#### [PROBLEM REQUIREMENTS]
Return each line of the records with nothing changed, pictures excepted.

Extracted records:

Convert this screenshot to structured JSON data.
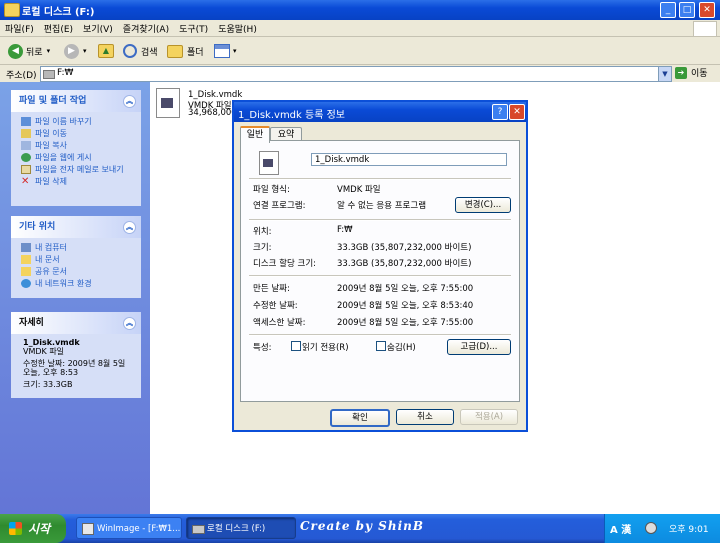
{
  "window": {
    "title": "로컬 디스크 (F:)"
  },
  "menu": [
    "파일(F)",
    "편집(E)",
    "보기(V)",
    "즐겨찾기(A)",
    "도구(T)",
    "도움말(H)"
  ],
  "toolbar": {
    "back": "뒤로",
    "search": "검색",
    "folders": "폴더"
  },
  "address": {
    "label": "주소(D)",
    "value": "F:₩",
    "go": "이동"
  },
  "tasks_panel": {
    "title": "파일 및 폴더 작업",
    "items": [
      "파일 이름 바꾸기",
      "파일 이동",
      "파일 복사",
      "파일을 웹에 게시",
      "파일을 전자 메일로 보내기",
      "파일 삭제"
    ]
  },
  "places_panel": {
    "title": "기타 위치",
    "items": [
      "내 컴퓨터",
      "내 문서",
      "공유 문서",
      "내 네트워크 환경"
    ]
  },
  "details_panel": {
    "title": "자세히",
    "name": "1_Disk.vmdk",
    "type": "VMDK 파일",
    "modified": "수정한 날짜: 2009년 8월 5일 오늘, 오후 8:53",
    "size": "크기: 33.3GB"
  },
  "file_item": {
    "name": "1_Disk.vmdk",
    "type": "VMDK 파일",
    "size": "34,968,000KB"
  },
  "dialog": {
    "title": "1_Disk.vmdk 등록 정보",
    "tabs": [
      "일반",
      "요약"
    ],
    "filename": "1_Disk.vmdk",
    "rows": {
      "type_label": "파일 형식:",
      "type_value": "VMDK 파일",
      "opens_label": "연결 프로그램:",
      "opens_value": "알 수 없는 응용 프로그램",
      "change_button": "변경(C)...",
      "location_label": "위치:",
      "location_value": "F:₩",
      "size_label": "크기:",
      "size_value": "33.3GB (35,807,232,000 바이트)",
      "disk_label": "디스크 할당 크기:",
      "disk_value": "33.3GB (35,807,232,000 바이트)",
      "created_label": "만든 날짜:",
      "created_value": "2009년 8월 5일 오늘, 오후 7:55:00",
      "modified_label": "수정한 날짜:",
      "modified_value": "2009년 8월 5일 오늘, 오후 8:53:40",
      "accessed_label": "액세스한 날짜:",
      "accessed_value": "2009년 8월 5일 오늘, 오후 7:55:00",
      "attr_label": "특성:",
      "readonly": "읽기 전용(R)",
      "hidden": "숨김(H)",
      "advanced": "고급(D)..."
    },
    "buttons": {
      "ok": "확인",
      "cancel": "취소",
      "apply": "적용(A)"
    }
  },
  "taskbar": {
    "start": "시작",
    "tasks": [
      "WinImage - [F:₩1...",
      "로컬 디스크 (F:)"
    ],
    "watermark": "Create by ShinB",
    "ime": "A 漢",
    "clock": "오후 9:01"
  },
  "colors": {
    "xp_blue": "#0a4ad6",
    "start_green": "#3a9a3a",
    "panel_bg": "#d6dff7",
    "link": "#215dc6"
  }
}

#### [RESULT OF THIS TASK]
Convert this screenshot to structured JSON data.
{
  "window": {
    "title": "로컬 디스크 (F:)"
  },
  "menu": [
    "파일(F)",
    "편집(E)",
    "보기(V)",
    "즐겨찾기(A)",
    "도구(T)",
    "도움말(H)"
  ],
  "toolbar": {
    "back": "뒤로",
    "search": "검색",
    "folders": "폴더"
  },
  "address": {
    "label": "주소(D)",
    "value": "F:₩",
    "go": "이동"
  },
  "tasks_panel": {
    "title": "파일 및 폴더 작업",
    "items": [
      "파일 이름 바꾸기",
      "파일 이동",
      "파일 복사",
      "파일을 웹에 게시",
      "파일을 전자 메일로 보내기",
      "파일 삭제"
    ]
  },
  "places_panel": {
    "title": "기타 위치",
    "items": [
      "내 컴퓨터",
      "내 문서",
      "공유 문서",
      "내 네트워크 환경"
    ]
  },
  "details_panel": {
    "title": "자세히",
    "name": "1_Disk.vmdk",
    "type": "VMDK 파일",
    "modified": "수정한 날짜: 2009년 8월 5일 오늘, 오후 8:53",
    "size": "크기: 33.3GB"
  },
  "file_item": {
    "name": "1_Disk.vmdk",
    "type": "VMDK 파일",
    "size": "34,968,000KB"
  },
  "dialog": {
    "title": "1_Disk.vmdk 등록 정보",
    "tabs": [
      "일반",
      "요약"
    ],
    "filename": "1_Disk.vmdk",
    "rows": {
      "type_label": "파일 형식:",
      "type_value": "VMDK 파일",
      "opens_label": "연결 프로그램:",
      "opens_value": "알 수 없는 응용 프로그램",
      "change_button": "변경(C)...",
      "location_label": "위치:",
      "location_value": "F:₩",
      "size_label": "크기:",
      "size_value": "33.3GB (35,807,232,000 바이트)",
      "disk_label": "디스크 할당 크기:",
      "disk_value": "33.3GB (35,807,232,000 바이트)",
      "created_label": "만든 날짜:",
      "created_value": "2009년 8월 5일 오늘, 오후 7:55:00",
      "modified_label": "수정한 날짜:",
      "modified_value": "2009년 8월 5일 오늘, 오후 8:53:40",
      "accessed_label": "액세스한 날짜:",
      "accessed_value": "2009년 8월 5일 오늘, 오후 7:55:00",
      "attr_label": "특성:",
      "readonly": "읽기 전용(R)",
      "hidden": "숨김(H)",
      "advanced": "고급(D)..."
    },
    "buttons": {
      "ok": "확인",
      "cancel": "취소",
      "apply": "적용(A)"
    }
  },
  "taskbar": {
    "start": "시작",
    "tasks": [
      "WinImage - [F:₩1...",
      "로컬 디스크 (F:)"
    ],
    "watermark": "Create by ShinB",
    "ime": "A 漢",
    "clock": "오후 9:01"
  },
  "colors": {
    "xp_blue": "#0a4ad6",
    "start_green": "#3a9a3a",
    "panel_bg": "#d6dff7",
    "link": "#215dc6"
  }
}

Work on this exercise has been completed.